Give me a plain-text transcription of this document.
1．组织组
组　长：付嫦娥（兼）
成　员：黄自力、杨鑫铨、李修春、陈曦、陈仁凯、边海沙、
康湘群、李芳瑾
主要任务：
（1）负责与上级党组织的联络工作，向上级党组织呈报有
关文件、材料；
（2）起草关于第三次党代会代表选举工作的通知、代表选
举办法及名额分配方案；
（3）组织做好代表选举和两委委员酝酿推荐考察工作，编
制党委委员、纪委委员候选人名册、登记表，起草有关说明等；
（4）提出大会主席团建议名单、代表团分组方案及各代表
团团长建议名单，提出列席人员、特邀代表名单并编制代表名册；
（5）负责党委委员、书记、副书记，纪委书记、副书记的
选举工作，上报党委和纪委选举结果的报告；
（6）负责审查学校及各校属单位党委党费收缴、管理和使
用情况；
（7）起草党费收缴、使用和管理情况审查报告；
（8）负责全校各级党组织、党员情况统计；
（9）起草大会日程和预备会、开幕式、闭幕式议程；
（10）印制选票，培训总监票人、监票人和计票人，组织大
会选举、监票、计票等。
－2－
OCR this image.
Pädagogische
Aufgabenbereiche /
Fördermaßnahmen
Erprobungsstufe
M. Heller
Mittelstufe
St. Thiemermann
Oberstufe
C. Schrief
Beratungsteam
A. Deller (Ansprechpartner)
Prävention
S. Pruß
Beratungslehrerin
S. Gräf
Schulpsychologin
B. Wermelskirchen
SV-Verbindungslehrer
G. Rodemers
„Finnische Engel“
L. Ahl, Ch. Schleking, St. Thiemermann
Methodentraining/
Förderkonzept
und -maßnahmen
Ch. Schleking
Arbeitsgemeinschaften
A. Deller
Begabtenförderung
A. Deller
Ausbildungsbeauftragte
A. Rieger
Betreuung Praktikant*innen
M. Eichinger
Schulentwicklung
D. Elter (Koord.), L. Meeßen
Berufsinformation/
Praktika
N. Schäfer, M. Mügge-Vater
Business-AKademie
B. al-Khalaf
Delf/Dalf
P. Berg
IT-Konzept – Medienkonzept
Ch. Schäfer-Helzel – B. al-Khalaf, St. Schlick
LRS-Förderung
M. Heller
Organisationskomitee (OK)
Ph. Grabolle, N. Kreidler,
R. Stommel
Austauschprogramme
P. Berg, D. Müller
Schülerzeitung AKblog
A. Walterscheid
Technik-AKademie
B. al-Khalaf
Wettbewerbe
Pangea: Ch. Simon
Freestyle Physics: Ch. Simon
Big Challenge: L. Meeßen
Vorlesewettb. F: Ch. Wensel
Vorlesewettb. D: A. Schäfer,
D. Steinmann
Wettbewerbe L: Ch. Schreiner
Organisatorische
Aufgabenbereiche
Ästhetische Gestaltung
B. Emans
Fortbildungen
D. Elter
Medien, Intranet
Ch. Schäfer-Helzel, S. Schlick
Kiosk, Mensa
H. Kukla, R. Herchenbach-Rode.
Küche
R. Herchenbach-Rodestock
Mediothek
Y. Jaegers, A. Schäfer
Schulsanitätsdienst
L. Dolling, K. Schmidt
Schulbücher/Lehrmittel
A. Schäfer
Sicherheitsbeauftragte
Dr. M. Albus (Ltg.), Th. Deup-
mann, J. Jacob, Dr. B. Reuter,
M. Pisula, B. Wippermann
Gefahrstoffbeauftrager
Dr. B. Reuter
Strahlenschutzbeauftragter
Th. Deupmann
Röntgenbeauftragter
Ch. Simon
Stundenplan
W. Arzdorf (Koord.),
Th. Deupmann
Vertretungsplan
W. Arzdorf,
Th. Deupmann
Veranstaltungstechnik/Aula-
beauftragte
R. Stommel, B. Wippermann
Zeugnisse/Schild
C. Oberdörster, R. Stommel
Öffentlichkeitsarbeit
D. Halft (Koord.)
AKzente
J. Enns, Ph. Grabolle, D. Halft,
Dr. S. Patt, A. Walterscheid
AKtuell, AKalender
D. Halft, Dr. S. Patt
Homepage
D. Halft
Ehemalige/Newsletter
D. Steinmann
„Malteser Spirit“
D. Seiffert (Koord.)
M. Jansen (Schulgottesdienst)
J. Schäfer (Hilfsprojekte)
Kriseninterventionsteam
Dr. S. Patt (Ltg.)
+--
- [THE PROBLEM]
Please repeat the listing exactly, with nothing left out.

- [SOLUTION TO THIS TASK]
Give me a plain-text transcription of this document.
1．组织组
组　长：付嫦娥（兼）
成　员：黄自力、杨鑫铨、李修春、陈曦、陈仁凯、边海沙、
康湘群、李芳瑾
主要任务：
（1）负责与上级党组织的联络工作，向上级党组织呈报有
关文件、材料；
（2）起草关于第三次党代会代表选举工作的通知、代表选
举办法及名额分配方案；
（3）组织做好代表选举和两委委员酝酿推荐考察工作，编
制党委委员、纪委委员候选人名册、登记表，起草有关说明等；
（4）提出大会主席团建议名单、代表团分组方案及各代表
团团长建议名单，提出列席人员、特邀代表名单并编制代表名册；
（5）负责党委委员、书记、副书记，纪委书记、副书记的
选举工作，上报党委和纪委选举结果的报告；
（6）负责审查学校及各校属单位党委党费收缴、管理和使
用情况；
（7）起草党费收缴、使用和管理情况审查报告；
（8）负责全校各级党组织、党员情况统计；
（9）起草大会日程和预备会、开幕式、闭幕式议程；
（10）印制选票，培训总监票人、监票人和计票人，组织大
会选举、监票、计票等。
－2－
OCR this image.
Pädagogische
Aufgabenbereiche /
Fördermaßnahmen
Erprobungsstufe
M. Heller
Mittelstufe
St. Thiemermann
Oberstufe
C. Schrief
Beratungsteam
A. Deller (Ansprechpartner)
Prävention
S. Pruß
Beratungslehrerin
S. Gräf
Schulpsychologin
B. Wermelskirchen
SV-Verbindungslehrer
G. Rodemers
„Finnische Engel“
L. Ahl, Ch. Schleking, St. Thiemermann
Methodentraining/
Förderkonzept
und -maßnahmen
Ch. Schleking
Arbeitsgemeinschaften
A. Deller
Begabtenförderung
A. Deller
Ausbildungsbeauftragte
A. Rieger
Betreuung Praktikant*innen
M. Eichinger
Schulentwicklung
D. Elter (Koord.), L. Meeßen
Berufsinformation/
Praktika
N. Schäfer, M. Mügge-Vater
Business-AKademie
B. al-Khalaf
Delf/Dalf
P. Berg
IT-Konzept – Medienkonzept
Ch. Schäfer-Helzel – B. al-Khalaf, St. Schlick
LRS-Förderung
M. Heller
Organisationskomitee (OK)
Ph. Grabolle, N. Kreidler,
R. Stommel
Austauschprogramme
P. Berg, D. Müller
Schülerzeitung AKblog
A. Walterscheid
Technik-AKademie
B. al-Khalaf
Wettbewerbe
Pangea: Ch. Simon
Freestyle Physics: Ch. Simon
Big Challenge: L. Meeßen
Vorlesewettb. F: Ch. Wensel
Vorlesewettb. D: A. Schäfer,
D. Steinmann
Wettbewerbe L: Ch. Schreiner
Organisatorische
Aufgabenbereiche
Ästhetische Gestaltung
B. Emans
Fortbildungen
D. Elter
Medien, Intranet
Ch. Schäfer-Helzel, S. Schlick
Kiosk, Mensa
H. Kukla, R. Herchenbach-Rode.
Küche
R. Herchenbach-Rodestock
Mediothek
Y. Jaegers, A. Schäfer
Schulsanitätsdienst
L. Dolling, K. Schmidt
Schulbücher/Lehrmittel
A. Schäfer
Sicherheitsbeauftragte
Dr. M. Albus (Ltg.), Th. Deup-
mann, J. Jacob, Dr. B. Reuter,
M. Pisula, B. Wippermann
Gefahrstoffbeauftrager
Dr. B. Reuter
Strahlenschutzbeauftragter
Th. Deupmann
Röntgenbeauftragter
Ch. Simon
Stundenplan
W. Arzdorf (Koord.),
Th. Deupmann
Vertretungsplan
W. Arzdorf,
Th. Deupmann
Veranstaltungstechnik/Aula-
beauftragte
R. Stommel, B. Wippermann
Zeugnisse/Schild
C. Oberdörster, R. Stommel
Öffentlichkeitsarbeit
D. Halft (Koord.)
AKzente
J. Enns, Ph. Grabolle, D. Halft,
Dr. S. Patt, A. Walterscheid
AKtuell, AKalender
D. Halft, Dr. S. Patt
Homepage
D. Halft
Ehemalige/Newsletter
D. Steinmann
„Malteser Spirit“
D. Seiffert (Koord.)
M. Jansen (Schulgottesdienst)
J. Schäfer (Hilfsprojekte)
Kriseninterventionsteam
Dr. S. Patt (Ltg.)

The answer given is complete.